## Begin

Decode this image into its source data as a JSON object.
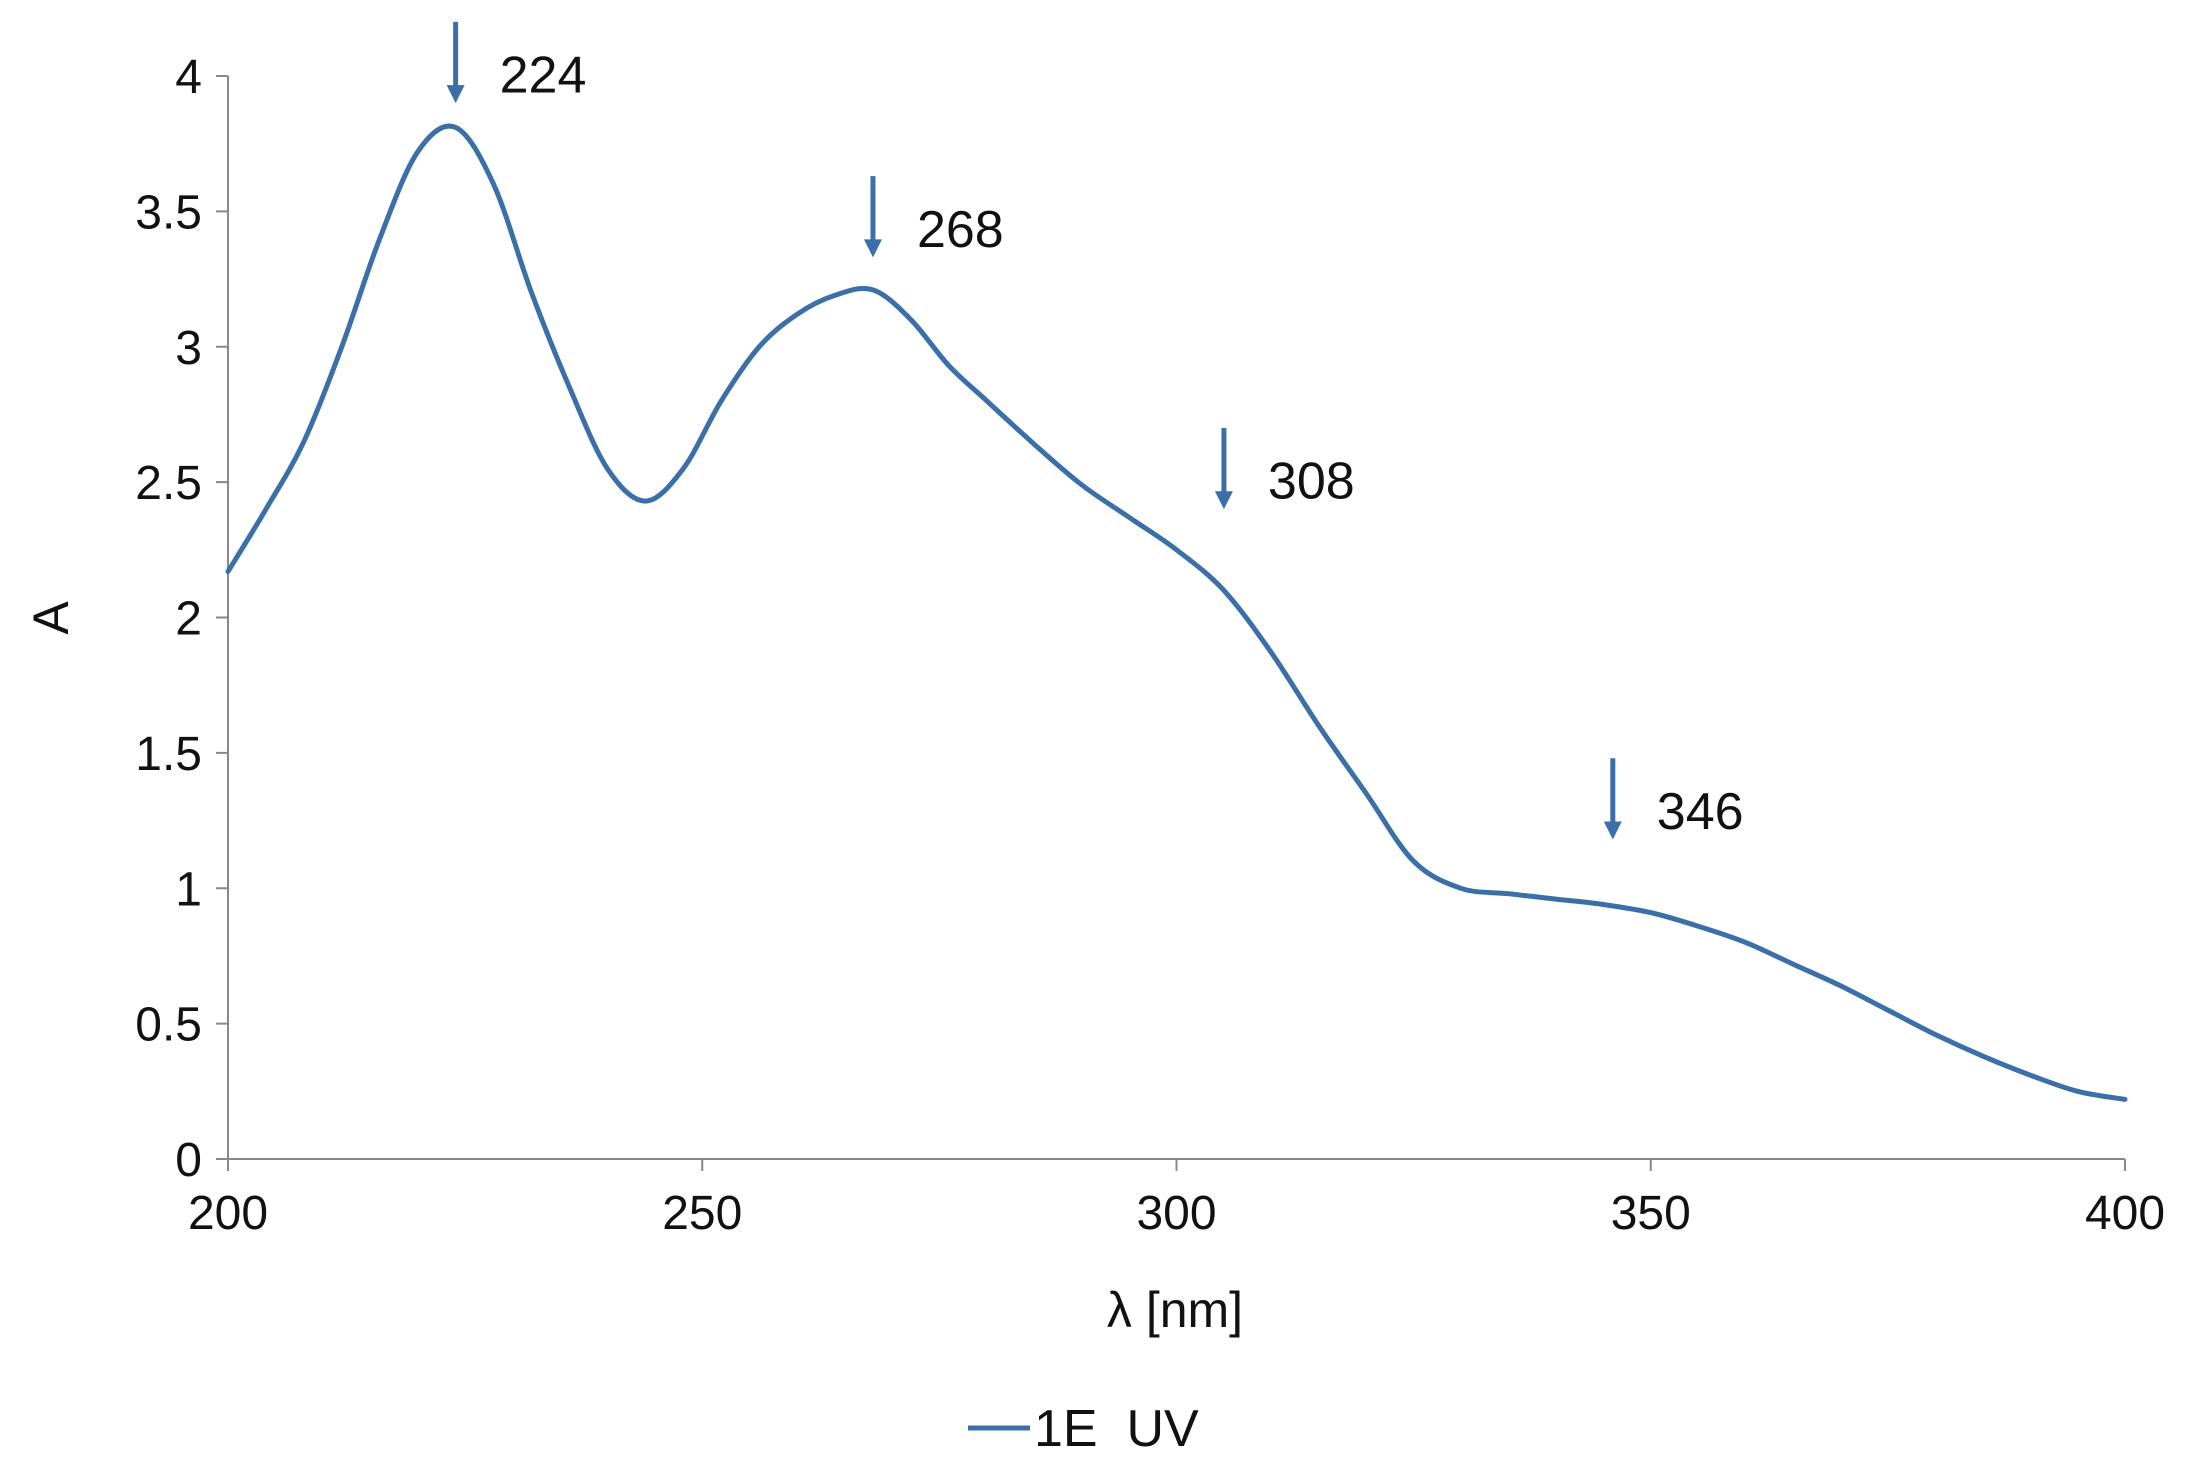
{
  "chart_data": {
    "type": "line",
    "xlabel": "λ [nm]",
    "ylabel": "A",
    "xlim": [
      200,
      400
    ],
    "ylim": [
      0,
      4
    ],
    "xticks": [
      "200",
      "250",
      "300",
      "350",
      "400"
    ],
    "yticks": [
      "0",
      "0.5",
      "1",
      "1.5",
      "2",
      "2.5",
      "3",
      "3.5",
      "4"
    ],
    "grid": false,
    "legend_position": "bottom-center",
    "series": [
      {
        "name": "1E  UV",
        "color": "#3b6fa8",
        "x": [
          200,
          204,
          208,
          212,
          216,
          220,
          224,
          228,
          232,
          236,
          240,
          244,
          248,
          252,
          256,
          260,
          264,
          268,
          272,
          276,
          280,
          285,
          290,
          295,
          300,
          305,
          310,
          315,
          320,
          325,
          330,
          335,
          340,
          345,
          350,
          355,
          360,
          365,
          370,
          375,
          380,
          385,
          390,
          395,
          400
        ],
        "y": [
          2.17,
          2.4,
          2.65,
          3.0,
          3.4,
          3.72,
          3.81,
          3.6,
          3.2,
          2.85,
          2.55,
          2.43,
          2.55,
          2.8,
          3.0,
          3.12,
          3.19,
          3.21,
          3.1,
          2.93,
          2.8,
          2.64,
          2.49,
          2.37,
          2.25,
          2.1,
          1.87,
          1.6,
          1.35,
          1.1,
          1.0,
          0.98,
          0.96,
          0.94,
          0.91,
          0.86,
          0.8,
          0.72,
          0.64,
          0.55,
          0.46,
          0.38,
          0.31,
          0.25,
          0.22
        ]
      }
    ],
    "annotations": [
      {
        "x": 224,
        "label": "224",
        "arrow_top": 4.2,
        "arrow_bottom": 3.9
      },
      {
        "x": 268,
        "label": "268",
        "arrow_top": 3.63,
        "arrow_bottom": 3.33
      },
      {
        "x": 305,
        "label": "308",
        "arrow_top": 2.7,
        "arrow_bottom": 2.4
      },
      {
        "x": 346,
        "label": "346",
        "arrow_top": 1.48,
        "arrow_bottom": 1.18
      }
    ]
  }
}
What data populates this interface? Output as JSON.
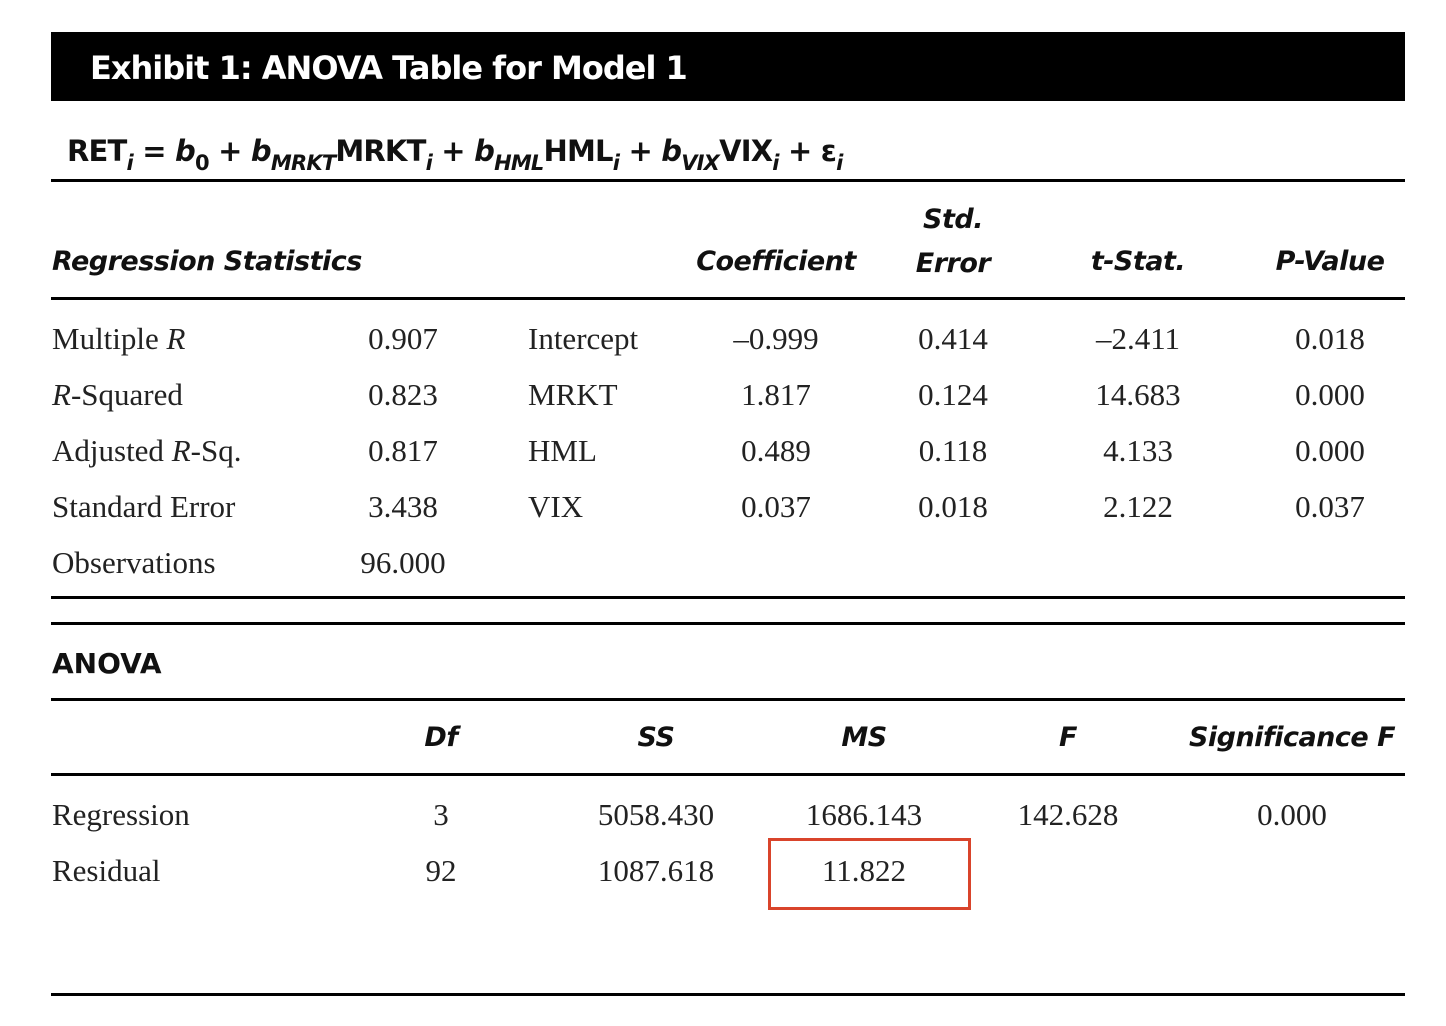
{
  "exhibit_title": "Exhibit 1: ANOVA Table for Model 1",
  "equation": [
    "RET",
    "i",
    " = ",
    "b",
    "0",
    " + ",
    "b",
    "MRKT",
    "MRKT",
    "i",
    " + ",
    "b",
    "HML",
    "HML",
    "i",
    " + ",
    "b",
    "VIX",
    "VIX",
    "i",
    " + ε",
    "i"
  ],
  "regression_statistics": {
    "header": "Regression Statistics",
    "rows": [
      {
        "label": [
          "Multiple ",
          "R"
        ],
        "value": "0.907"
      },
      {
        "label": [
          "R",
          "-Squared"
        ],
        "value": "0.823"
      },
      {
        "label": [
          "Adjusted ",
          "R",
          "-Sq."
        ],
        "value": "0.817"
      },
      {
        "label": [
          "Standard Error"
        ],
        "value": "3.438"
      },
      {
        "label": [
          "Observations"
        ],
        "value": "96.000"
      }
    ]
  },
  "coefficients": {
    "headers": [
      "Coefficient",
      "Std. Error",
      "t-Stat.",
      "P-Value"
    ],
    "rows": [
      {
        "name": "Intercept",
        "values": [
          "–0.999",
          "0.414",
          "–2.411",
          "0.018"
        ]
      },
      {
        "name": "MRKT",
        "values": [
          "1.817",
          "0.124",
          "14.683",
          "0.000"
        ]
      },
      {
        "name": "HML",
        "values": [
          "0.489",
          "0.118",
          "4.133",
          "0.000"
        ]
      },
      {
        "name": "VIX",
        "values": [
          "0.037",
          "0.018",
          "2.122",
          "0.037"
        ]
      }
    ]
  },
  "anova": {
    "title": "ANOVA",
    "headers": [
      "Df",
      "SS",
      "MS",
      "F",
      "Significance F"
    ],
    "rows": [
      {
        "label": "Regression",
        "values": [
          "3",
          "5058.430",
          "1686.143",
          "142.628",
          "0.000"
        ]
      },
      {
        "label": "Residual",
        "values": [
          "92",
          "1087.618",
          "11.822"
        ]
      }
    ]
  }
}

## End

_The problem_
Select every line in the material above where the string "JSON" occurs, and copy it.

_Written solution_
Decode this image into its source data as a JSON object.
What data populates this interface? Output as JSON.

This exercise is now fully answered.